What this task involves: Return the full listing exactly as it is written.

[START]

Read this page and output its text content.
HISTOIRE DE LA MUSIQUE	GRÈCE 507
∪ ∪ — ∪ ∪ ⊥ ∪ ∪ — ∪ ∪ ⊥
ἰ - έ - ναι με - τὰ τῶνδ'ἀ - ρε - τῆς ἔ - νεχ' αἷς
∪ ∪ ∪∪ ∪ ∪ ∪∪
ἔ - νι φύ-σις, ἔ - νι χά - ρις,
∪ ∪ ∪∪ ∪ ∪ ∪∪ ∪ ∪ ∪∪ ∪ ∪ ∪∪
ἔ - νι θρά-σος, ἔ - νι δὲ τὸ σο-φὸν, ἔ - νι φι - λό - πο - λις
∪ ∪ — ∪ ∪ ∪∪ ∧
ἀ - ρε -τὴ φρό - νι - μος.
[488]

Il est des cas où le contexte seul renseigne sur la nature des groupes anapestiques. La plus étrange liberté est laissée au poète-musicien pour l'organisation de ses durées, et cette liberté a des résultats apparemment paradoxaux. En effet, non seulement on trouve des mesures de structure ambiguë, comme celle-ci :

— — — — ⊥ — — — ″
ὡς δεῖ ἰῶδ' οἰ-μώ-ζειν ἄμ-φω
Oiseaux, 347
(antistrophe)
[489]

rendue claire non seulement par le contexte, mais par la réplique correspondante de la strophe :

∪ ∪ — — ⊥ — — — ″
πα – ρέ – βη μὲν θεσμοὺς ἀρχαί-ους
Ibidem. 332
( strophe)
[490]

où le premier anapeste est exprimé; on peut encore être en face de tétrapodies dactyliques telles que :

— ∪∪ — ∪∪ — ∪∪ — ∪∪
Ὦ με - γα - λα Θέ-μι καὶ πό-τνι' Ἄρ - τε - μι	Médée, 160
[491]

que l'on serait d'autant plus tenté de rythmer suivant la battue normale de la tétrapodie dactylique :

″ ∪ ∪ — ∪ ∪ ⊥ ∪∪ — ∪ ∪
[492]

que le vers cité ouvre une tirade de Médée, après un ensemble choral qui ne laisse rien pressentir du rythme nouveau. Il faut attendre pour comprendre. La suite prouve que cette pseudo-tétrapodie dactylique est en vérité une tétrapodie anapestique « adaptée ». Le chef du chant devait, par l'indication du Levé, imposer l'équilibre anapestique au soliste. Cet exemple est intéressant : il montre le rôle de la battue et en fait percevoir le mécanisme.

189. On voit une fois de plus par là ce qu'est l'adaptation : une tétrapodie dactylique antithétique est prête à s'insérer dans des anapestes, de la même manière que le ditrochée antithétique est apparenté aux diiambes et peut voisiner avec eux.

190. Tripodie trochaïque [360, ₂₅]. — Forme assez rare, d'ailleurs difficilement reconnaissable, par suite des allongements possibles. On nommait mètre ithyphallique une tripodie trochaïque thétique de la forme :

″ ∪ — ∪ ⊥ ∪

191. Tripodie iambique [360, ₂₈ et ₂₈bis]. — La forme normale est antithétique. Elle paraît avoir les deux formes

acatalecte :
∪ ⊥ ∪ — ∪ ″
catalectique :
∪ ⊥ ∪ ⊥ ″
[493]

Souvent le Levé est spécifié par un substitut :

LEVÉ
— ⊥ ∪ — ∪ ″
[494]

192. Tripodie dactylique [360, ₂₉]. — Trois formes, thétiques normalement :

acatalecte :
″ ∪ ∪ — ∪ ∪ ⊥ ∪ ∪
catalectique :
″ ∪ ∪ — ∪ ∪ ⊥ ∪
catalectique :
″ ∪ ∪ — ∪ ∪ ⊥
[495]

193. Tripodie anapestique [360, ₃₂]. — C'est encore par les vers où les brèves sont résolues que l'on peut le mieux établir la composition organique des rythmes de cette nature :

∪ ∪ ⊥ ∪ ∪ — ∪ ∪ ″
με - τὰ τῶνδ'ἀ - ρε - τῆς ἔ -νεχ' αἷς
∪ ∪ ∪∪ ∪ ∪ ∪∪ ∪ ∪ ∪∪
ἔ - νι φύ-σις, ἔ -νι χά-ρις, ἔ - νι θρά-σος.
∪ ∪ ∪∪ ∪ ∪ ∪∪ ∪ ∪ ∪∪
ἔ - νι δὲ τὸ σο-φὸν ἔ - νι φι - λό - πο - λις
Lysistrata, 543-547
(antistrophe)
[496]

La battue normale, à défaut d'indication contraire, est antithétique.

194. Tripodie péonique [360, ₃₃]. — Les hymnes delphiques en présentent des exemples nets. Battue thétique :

[END]

Answer to the exercise:
Read this page and output its text content.
HISTOIRE DE LA MUSIQUE	GRÈCE 507
∪ ∪ — ∪ ∪ ⊥ ∪ ∪ — ∪ ∪ ⊥
ἰ - έ - ναι με - τὰ τῶνδ'ἀ - ρε - τῆς ἔ - νεχ' αἷς
∪ ∪ ∪∪ ∪ ∪ ∪∪
ἔ - νι φύ-σις, ἔ - νι χά - ρις,
∪ ∪ ∪∪ ∪ ∪ ∪∪ ∪ ∪ ∪∪ ∪ ∪ ∪∪
ἔ - νι θρά-σος, ἔ - νι δὲ τὸ σο-φὸν, ἔ - νι φι - λό - πο - λις
∪ ∪ — ∪ ∪ ∪∪ ∧
ἀ - ρε -τὴ φρό - νι - μος.
[488]

Il est des cas où le contexte seul renseigne sur la nature des groupes anapestiques. La plus étrange liberté est laissée au poète-musicien pour l'organisation de ses durées, et cette liberté a des résultats apparemment paradoxaux. En effet, non seulement on trouve des mesures de structure ambiguë, comme celle-ci :

— — — — ⊥ — — — ″
ὡς δεῖ ἰῶδ' οἰ-μώ-ζειν ἄμ-φω
Oiseaux, 347
(antistrophe)
[489]

rendue claire non seulement par le contexte, mais par la réplique correspondante de la strophe :

∪ ∪ — — ⊥ — — — ″
πα – ρέ – βη μὲν θεσμοὺς ἀρχαί-ους
Ibidem. 332
( strophe)
[490]

où le premier anapeste est exprimé; on peut encore être en face de tétrapodies dactyliques telles que :

— ∪∪ — ∪∪ — ∪∪ — ∪∪
Ὦ με - γα - λα Θέ-μι καὶ πό-τνι' Ἄρ - τε - μι	Médée, 160
[491]

que l'on serait d'autant plus tenté de rythmer suivant la battue normale de la tétrapodie dactylique :

″ ∪ ∪ — ∪ ∪ ⊥ ∪∪ — ∪ ∪
[492]

que le vers cité ouvre une tirade de Médée, après un ensemble choral qui ne laisse rien pressentir du rythme nouveau. Il faut attendre pour comprendre. La suite prouve que cette pseudo-tétrapodie dactylique est en vérité une tétrapodie anapestique « adaptée ». Le chef du chant devait, par l'indication du Levé, imposer l'équilibre anapestique au soliste. Cet exemple est intéressant : il montre le rôle de la battue et en fait percevoir le mécanisme.

189. On voit une fois de plus par là ce qu'est l'adaptation : une tétrapodie dactylique antithétique est prête à s'insérer dans des anapestes, de la même manière que le ditrochée antithétique est apparenté aux diiambes et peut voisiner avec eux.

190. Tripodie trochaïque [360, ₂₅]. — Forme assez rare, d'ailleurs difficilement reconnaissable, par suite des allongements possibles. On nommait mètre ithyphallique une tripodie trochaïque thétique de la forme :

″ ∪ — ∪ ⊥ ∪

191. Tripodie iambique [360, ₂₈ et ₂₈bis]. — La forme normale est antithétique. Elle paraît avoir les deux formes

acatalecte :
∪ ⊥ ∪ — ∪ ″
catalectique :
∪ ⊥ ∪ ⊥ ″
[493]

Souvent le Levé est spécifié par un substitut :

LEVÉ
— ⊥ ∪ — ∪ ″
[494]

192. Tripodie dactylique [360, ₂₉]. — Trois formes, thétiques normalement :

acatalecte :
″ ∪ ∪ — ∪ ∪ ⊥ ∪ ∪
catalectique :
″ ∪ ∪ — ∪ ∪ ⊥ ∪
catalectique :
″ ∪ ∪ — ∪ ∪ ⊥
[495]

193. Tripodie anapestique [360, ₃₂]. — C'est encore par les vers où les brèves sont résolues que l'on peut le mieux établir la composition organique des rythmes de cette nature :

∪ ∪ ⊥ ∪ ∪ — ∪ ∪ ″
με - τὰ τῶνδ'ἀ - ρε - τῆς ἔ -νεχ' αἷς
∪ ∪ ∪∪ ∪ ∪ ∪∪ ∪ ∪ ∪∪
ἔ - νι φύ-σις, ἔ -νι χά-ρις, ἔ - νι θρά-σος.
∪ ∪ ∪∪ ∪ ∪ ∪∪ ∪ ∪ ∪∪
ἔ - νι δὲ τὸ σο-φὸν ἔ - νι φι - λό - πο - λις
Lysistrata, 543-547
(antistrophe)
[496]

La battue normale, à défaut d'indication contraire, est antithétique.

194. Tripodie péonique [360, ₃₃]. — Les hymnes delphiques en présentent des exemples nets. Battue thétique :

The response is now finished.